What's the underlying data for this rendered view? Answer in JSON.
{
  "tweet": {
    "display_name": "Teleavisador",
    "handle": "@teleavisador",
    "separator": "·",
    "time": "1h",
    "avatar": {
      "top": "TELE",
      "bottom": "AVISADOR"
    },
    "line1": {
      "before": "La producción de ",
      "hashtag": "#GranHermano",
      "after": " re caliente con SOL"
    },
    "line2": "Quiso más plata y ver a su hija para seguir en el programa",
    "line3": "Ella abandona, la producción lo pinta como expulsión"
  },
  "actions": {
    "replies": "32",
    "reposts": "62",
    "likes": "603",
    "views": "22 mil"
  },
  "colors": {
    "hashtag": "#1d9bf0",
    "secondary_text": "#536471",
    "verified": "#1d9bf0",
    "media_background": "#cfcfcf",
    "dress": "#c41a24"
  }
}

◆ WORK REQUIRED ◆
Of the lines in the records, how many contain the word "producción"? Answer with the number and nothing else.

◆ ANSWER TO THE TASK ◆
2